■ Required work
Copy out all of the data below with no alterations.

■ Data excerpts
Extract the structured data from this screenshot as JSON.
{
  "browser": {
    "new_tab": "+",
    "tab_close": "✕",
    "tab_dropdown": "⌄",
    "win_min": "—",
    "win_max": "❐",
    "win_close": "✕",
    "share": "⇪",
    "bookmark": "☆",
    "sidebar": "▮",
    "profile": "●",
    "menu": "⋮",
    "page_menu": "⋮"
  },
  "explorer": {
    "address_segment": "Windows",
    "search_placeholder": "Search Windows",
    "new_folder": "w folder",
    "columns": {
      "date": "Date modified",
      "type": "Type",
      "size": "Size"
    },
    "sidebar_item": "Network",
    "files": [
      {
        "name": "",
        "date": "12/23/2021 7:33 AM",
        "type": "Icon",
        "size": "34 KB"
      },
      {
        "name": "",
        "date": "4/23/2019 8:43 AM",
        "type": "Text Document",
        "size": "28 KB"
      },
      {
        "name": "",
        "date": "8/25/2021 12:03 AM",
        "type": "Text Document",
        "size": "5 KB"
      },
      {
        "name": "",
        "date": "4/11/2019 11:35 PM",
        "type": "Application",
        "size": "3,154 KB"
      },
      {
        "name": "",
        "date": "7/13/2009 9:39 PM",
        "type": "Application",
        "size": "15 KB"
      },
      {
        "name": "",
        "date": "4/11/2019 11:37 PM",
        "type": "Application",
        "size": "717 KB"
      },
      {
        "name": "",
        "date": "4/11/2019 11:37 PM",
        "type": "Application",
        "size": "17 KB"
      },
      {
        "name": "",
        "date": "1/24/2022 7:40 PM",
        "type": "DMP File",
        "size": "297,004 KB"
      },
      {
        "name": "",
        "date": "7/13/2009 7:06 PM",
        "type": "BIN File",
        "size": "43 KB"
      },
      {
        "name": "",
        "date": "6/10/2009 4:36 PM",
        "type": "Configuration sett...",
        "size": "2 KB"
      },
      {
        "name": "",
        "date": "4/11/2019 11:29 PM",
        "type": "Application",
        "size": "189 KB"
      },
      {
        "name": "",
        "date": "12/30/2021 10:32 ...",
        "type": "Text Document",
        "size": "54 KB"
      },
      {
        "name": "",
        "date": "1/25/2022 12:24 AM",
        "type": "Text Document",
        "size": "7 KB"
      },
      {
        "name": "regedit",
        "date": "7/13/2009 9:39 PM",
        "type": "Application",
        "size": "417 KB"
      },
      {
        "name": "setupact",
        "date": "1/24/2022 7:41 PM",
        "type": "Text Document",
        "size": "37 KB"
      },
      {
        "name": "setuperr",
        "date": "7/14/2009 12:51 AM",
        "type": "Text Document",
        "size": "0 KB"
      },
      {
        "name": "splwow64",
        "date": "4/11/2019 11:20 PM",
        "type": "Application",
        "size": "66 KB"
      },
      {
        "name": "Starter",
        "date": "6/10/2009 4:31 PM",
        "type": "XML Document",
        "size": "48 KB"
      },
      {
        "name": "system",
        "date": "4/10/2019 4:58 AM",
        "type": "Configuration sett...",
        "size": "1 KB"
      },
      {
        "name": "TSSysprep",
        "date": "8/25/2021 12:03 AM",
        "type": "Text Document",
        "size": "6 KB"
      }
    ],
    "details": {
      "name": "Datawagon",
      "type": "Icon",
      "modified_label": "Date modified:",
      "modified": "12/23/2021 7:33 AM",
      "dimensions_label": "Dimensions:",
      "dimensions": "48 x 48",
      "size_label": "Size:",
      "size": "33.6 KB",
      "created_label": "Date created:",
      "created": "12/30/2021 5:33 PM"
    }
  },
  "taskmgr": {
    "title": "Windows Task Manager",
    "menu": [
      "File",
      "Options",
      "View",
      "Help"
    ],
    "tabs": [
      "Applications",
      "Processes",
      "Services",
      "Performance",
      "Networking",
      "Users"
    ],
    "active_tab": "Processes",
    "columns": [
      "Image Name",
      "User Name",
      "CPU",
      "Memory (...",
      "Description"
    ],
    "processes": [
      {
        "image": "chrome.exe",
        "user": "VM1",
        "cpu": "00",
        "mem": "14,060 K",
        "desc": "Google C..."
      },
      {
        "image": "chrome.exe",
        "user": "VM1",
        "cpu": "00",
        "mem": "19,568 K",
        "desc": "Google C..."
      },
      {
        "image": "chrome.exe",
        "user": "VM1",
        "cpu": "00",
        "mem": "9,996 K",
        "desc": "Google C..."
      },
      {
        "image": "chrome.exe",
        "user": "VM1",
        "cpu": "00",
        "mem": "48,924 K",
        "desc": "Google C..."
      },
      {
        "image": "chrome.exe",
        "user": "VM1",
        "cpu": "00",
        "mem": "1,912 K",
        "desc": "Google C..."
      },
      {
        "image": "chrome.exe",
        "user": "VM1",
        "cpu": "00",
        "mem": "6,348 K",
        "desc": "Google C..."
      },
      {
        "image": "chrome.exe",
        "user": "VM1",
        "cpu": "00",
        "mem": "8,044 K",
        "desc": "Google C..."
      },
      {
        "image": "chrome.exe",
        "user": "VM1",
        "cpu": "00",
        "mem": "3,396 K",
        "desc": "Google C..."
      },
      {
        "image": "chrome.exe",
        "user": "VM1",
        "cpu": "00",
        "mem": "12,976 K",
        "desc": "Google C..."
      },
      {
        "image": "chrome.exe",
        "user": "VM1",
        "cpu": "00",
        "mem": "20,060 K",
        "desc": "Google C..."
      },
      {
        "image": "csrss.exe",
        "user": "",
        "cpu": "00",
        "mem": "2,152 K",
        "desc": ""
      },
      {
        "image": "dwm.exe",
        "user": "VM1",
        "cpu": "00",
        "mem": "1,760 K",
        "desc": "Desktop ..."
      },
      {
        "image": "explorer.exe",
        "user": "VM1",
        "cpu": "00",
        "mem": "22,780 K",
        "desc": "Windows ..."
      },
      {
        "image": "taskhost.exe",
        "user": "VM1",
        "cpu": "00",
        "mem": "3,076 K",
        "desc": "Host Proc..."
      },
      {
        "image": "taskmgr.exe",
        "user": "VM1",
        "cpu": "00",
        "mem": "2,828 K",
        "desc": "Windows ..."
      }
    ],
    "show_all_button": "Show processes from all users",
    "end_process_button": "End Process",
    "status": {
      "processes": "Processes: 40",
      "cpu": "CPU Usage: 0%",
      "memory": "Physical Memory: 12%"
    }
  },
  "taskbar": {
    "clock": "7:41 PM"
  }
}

■ Solution for this task
Extract the structured data from this screenshot as JSON.
{
  "browser": {
    "new_tab": "+",
    "tab_close": "✕",
    "tab_dropdown": "⌄",
    "win_min": "—",
    "win_max": "❐",
    "win_close": "✕",
    "share": "⇪",
    "bookmark": "☆",
    "sidebar": "▮",
    "profile": "●",
    "menu": "⋮",
    "page_menu": "⋮"
  },
  "explorer": {
    "address_segment": "Windows",
    "search_placeholder": "Search Windows",
    "new_folder": "w folder",
    "columns": {
      "date": "Date modified",
      "type": "Type",
      "size": "Size"
    },
    "sidebar_item": "Network",
    "files": [
      {
        "name": "",
        "date": "12/23/2021 7:33 AM",
        "type": "Icon",
        "size": "34 KB"
      },
      {
        "name": "",
        "date": "4/23/2019 8:43 AM",
        "type": "Text Document",
        "size": "28 KB"
      },
      {
        "name": "",
        "date": "8/25/2021 12:03 AM",
        "type": "Text Document",
        "size": "5 KB"
      },
      {
        "name": "",
        "date": "4/11/2019 11:35 PM",
        "type": "Application",
        "size": "3,154 KB"
      },
      {
        "name": "",
        "date": "7/13/2009 9:39 PM",
        "type": "Application",
        "size": "15 KB"
      },
      {
        "name": "",
        "date": "4/11/2019 11:37 PM",
        "type": "Application",
        "size": "717 KB"
      },
      {
        "name": "",
        "date": "4/11/2019 11:37 PM",
        "type": "Application",
        "size": "17 KB"
      },
      {
        "name": "",
        "date": "1/24/2022 7:40 PM",
        "type": "DMP File",
        "size": "297,004 KB"
      },
      {
        "name": "",
        "date": "7/13/2009 7:06 PM",
        "type": "BIN File",
        "size": "43 KB"
      },
      {
        "name": "",
        "date": "6/10/2009 4:36 PM",
        "type": "Configuration sett...",
        "size": "2 KB"
      },
      {
        "name": "",
        "date": "4/11/2019 11:29 PM",
        "type": "Application",
        "size": "189 KB"
      },
      {
        "name": "",
        "date": "12/30/2021 10:32 ...",
        "type": "Text Document",
        "size": "54 KB"
      },
      {
        "name": "",
        "date": "1/25/2022 12:24 AM",
        "type": "Text Document",
        "size": "7 KB"
      },
      {
        "name": "regedit",
        "date": "7/13/2009 9:39 PM",
        "type": "Application",
        "size": "417 KB"
      },
      {
        "name": "setupact",
        "date": "1/24/2022 7:41 PM",
        "type": "Text Document",
        "size": "37 KB"
      },
      {
        "name": "setuperr",
        "date": "7/14/2009 12:51 AM",
        "type": "Text Document",
        "size": "0 KB"
      },
      {
        "name": "splwow64",
        "date": "4/11/2019 11:20 PM",
        "type": "Application",
        "size": "66 KB"
      },
      {
        "name": "Starter",
        "date": "6/10/2009 4:31 PM",
        "type": "XML Document",
        "size": "48 KB"
      },
      {
        "name": "system",
        "date": "4/10/2019 4:58 AM",
        "type": "Configuration sett...",
        "size": "1 KB"
      },
      {
        "name": "TSSysprep",
        "date": "8/25/2021 12:03 AM",
        "type": "Text Document",
        "size": "6 KB"
      }
    ],
    "details": {
      "name": "Datawagon",
      "type": "Icon",
      "modified_label": "Date modified:",
      "modified": "12/23/2021 7:33 AM",
      "dimensions_label": "Dimensions:",
      "dimensions": "48 x 48",
      "size_label": "Size:",
      "size": "33.6 KB",
      "created_label": "Date created:",
      "created": "12/30/2021 5:33 PM"
    }
  },
  "taskmgr": {
    "title": "Windows Task Manager",
    "menu": [
      "File",
      "Options",
      "View",
      "Help"
    ],
    "tabs": [
      "Applications",
      "Processes",
      "Services",
      "Performance",
      "Networking",
      "Users"
    ],
    "active_tab": "Processes",
    "columns": [
      "Image Name",
      "User Name",
      "CPU",
      "Memory (...",
      "Description"
    ],
    "processes": [
      {
        "image": "chrome.exe",
        "user": "VM1",
        "cpu": "00",
        "mem": "14,060 K",
        "desc": "Google C..."
      },
      {
        "image": "chrome.exe",
        "user": "VM1",
        "cpu": "00",
        "mem": "19,568 K",
        "desc": "Google C..."
      },
      {
        "image": "chrome.exe",
        "user": "VM1",
        "cpu": "00",
        "mem": "9,996 K",
        "desc": "Google C..."
      },
      {
        "image": "chrome.exe",
        "user": "VM1",
        "cpu": "00",
        "mem": "48,924 K",
        "desc": "Google C..."
      },
      {
        "image": "chrome.exe",
        "user": "VM1",
        "cpu": "00",
        "mem": "1,912 K",
        "desc": "Google C..."
      },
      {
        "image": "chrome.exe",
        "user": "VM1",
        "cpu": "00",
        "mem": "6,348 K",
        "desc": "Google C..."
      },
      {
        "image": "chrome.exe",
        "user": "VM1",
        "cpu": "00",
        "mem": "8,044 K",
        "desc": "Google C..."
      },
      {
        "image": "chrome.exe",
        "user": "VM1",
        "cpu": "00",
        "mem": "3,396 K",
        "desc": "Google C..."
      },
      {
        "image": "chrome.exe",
        "user": "VM1",
        "cpu": "00",
        "mem": "12,976 K",
        "desc": "Google C..."
      },
      {
        "image": "chrome.exe",
        "user": "VM1",
        "cpu": "00",
        "mem": "20,060 K",
        "desc": "Google C..."
      },
      {
        "image": "csrss.exe",
        "user": "",
        "cpu": "00",
        "mem": "2,152 K",
        "desc": ""
      },
      {
        "image": "dwm.exe",
        "user": "VM1",
        "cpu": "00",
        "mem": "1,760 K",
        "desc": "Desktop ..."
      },
      {
        "image": "explorer.exe",
        "user": "VM1",
        "cpu": "00",
        "mem": "22,780 K",
        "desc": "Windows ..."
      },
      {
        "image": "taskhost.exe",
        "user": "VM1",
        "cpu": "00",
        "mem": "3,076 K",
        "desc": "Host Proc..."
      },
      {
        "image": "taskmgr.exe",
        "user": "VM1",
        "cpu": "00",
        "mem": "2,828 K",
        "desc": "Windows ..."
      }
    ],
    "show_all_button": "Show processes from all users",
    "end_process_button": "End Process",
    "status": {
      "processes": "Processes: 40",
      "cpu": "CPU Usage: 0%",
      "memory": "Physical Memory: 12%"
    }
  },
  "taskbar": {
    "clock": "7:41 PM"
  }
}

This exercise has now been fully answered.